| Short task |
Give a verbatim quotation of every record.
#####
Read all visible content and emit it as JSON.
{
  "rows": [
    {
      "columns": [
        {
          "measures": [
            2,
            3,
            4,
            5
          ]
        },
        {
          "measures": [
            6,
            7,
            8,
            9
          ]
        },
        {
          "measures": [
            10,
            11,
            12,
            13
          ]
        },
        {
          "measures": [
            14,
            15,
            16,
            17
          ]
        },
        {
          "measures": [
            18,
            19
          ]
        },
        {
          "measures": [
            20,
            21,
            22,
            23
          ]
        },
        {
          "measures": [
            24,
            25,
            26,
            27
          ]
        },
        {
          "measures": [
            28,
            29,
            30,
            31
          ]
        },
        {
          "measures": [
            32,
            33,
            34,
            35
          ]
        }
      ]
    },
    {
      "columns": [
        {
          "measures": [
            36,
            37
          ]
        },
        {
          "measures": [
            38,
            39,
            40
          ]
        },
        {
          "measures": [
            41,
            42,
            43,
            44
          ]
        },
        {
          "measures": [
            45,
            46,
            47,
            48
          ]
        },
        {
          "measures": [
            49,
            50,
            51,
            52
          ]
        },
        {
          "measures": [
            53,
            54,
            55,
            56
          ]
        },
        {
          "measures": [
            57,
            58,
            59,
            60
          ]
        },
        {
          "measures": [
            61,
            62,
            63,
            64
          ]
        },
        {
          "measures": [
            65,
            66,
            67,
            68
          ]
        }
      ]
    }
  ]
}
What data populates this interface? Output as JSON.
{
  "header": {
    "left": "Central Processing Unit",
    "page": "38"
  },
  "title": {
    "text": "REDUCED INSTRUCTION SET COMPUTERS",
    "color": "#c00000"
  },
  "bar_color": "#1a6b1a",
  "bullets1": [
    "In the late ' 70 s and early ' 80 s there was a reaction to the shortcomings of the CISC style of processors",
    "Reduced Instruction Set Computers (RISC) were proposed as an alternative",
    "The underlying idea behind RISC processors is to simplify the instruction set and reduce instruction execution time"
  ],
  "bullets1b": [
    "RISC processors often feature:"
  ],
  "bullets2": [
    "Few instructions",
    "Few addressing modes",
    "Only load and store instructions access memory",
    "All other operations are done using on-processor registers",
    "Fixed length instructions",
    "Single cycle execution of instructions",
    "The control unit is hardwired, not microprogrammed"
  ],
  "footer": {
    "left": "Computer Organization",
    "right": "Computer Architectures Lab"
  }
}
#####
| Result of this task |
Read all visible content and emit it as JSON.
{
  "rows": [
    {
      "columns": [
        {
          "measures": [
            2,
            3,
            4,
            5
          ]
        },
        {
          "measures": [
            6,
            7,
            8,
            9
          ]
        },
        {
          "measures": [
            10,
            11,
            12,
            13
          ]
        },
        {
          "measures": [
            14,
            15,
            16,
            17
          ]
        },
        {
          "measures": [
            18,
            19
          ]
        },
        {
          "measures": [
            20,
            21,
            22,
            23
          ]
        },
        {
          "measures": [
            24,
            25,
            26,
            27
          ]
        },
        {
          "measures": [
            28,
            29,
            30,
            31
          ]
        },
        {
          "measures": [
            32,
            33,
            34,
            35
          ]
        }
      ]
    },
    {
      "columns": [
        {
          "measures": [
            36,
            37
          ]
        },
        {
          "measures": [
            38,
            39,
            40
          ]
        },
        {
          "measures": [
            41,
            42,
            43,
            44
          ]
        },
        {
          "measures": [
            45,
            46,
            47,
            48
          ]
        },
        {
          "measures": [
            49,
            50,
            51,
            52
          ]
        },
        {
          "measures": [
            53,
            54,
            55,
            56
          ]
        },
        {
          "measures": [
            57,
            58,
            59,
            60
          ]
        },
        {
          "measures": [
            61,
            62,
            63,
            64
          ]
        },
        {
          "measures": [
            65,
            66,
            67,
            68
          ]
        }
      ]
    }
  ]
}
What data populates this interface? Output as JSON.
{
  "header": {
    "left": "Central Processing Unit",
    "page": "38"
  },
  "title": {
    "text": "REDUCED INSTRUCTION SET COMPUTERS",
    "color": "#c00000"
  },
  "bar_color": "#1a6b1a",
  "bullets1": [
    "In the late ' 70 s and early ' 80 s there was a reaction to the shortcomings of the CISC style of processors",
    "Reduced Instruction Set Computers (RISC) were proposed as an alternative",
    "The underlying idea behind RISC processors is to simplify the instruction set and reduce instruction execution time"
  ],
  "bullets1b": [
    "RISC processors often feature:"
  ],
  "bullets2": [
    "Few instructions",
    "Few addressing modes",
    "Only load and store instructions access memory",
    "All other operations are done using on-processor registers",
    "Fixed length instructions",
    "Single cycle execution of instructions",
    "The control unit is hardwired, not microprogrammed"
  ],
  "footer": {
    "left": "Computer Organization",
    "right": "Computer Architectures Lab"
  }
}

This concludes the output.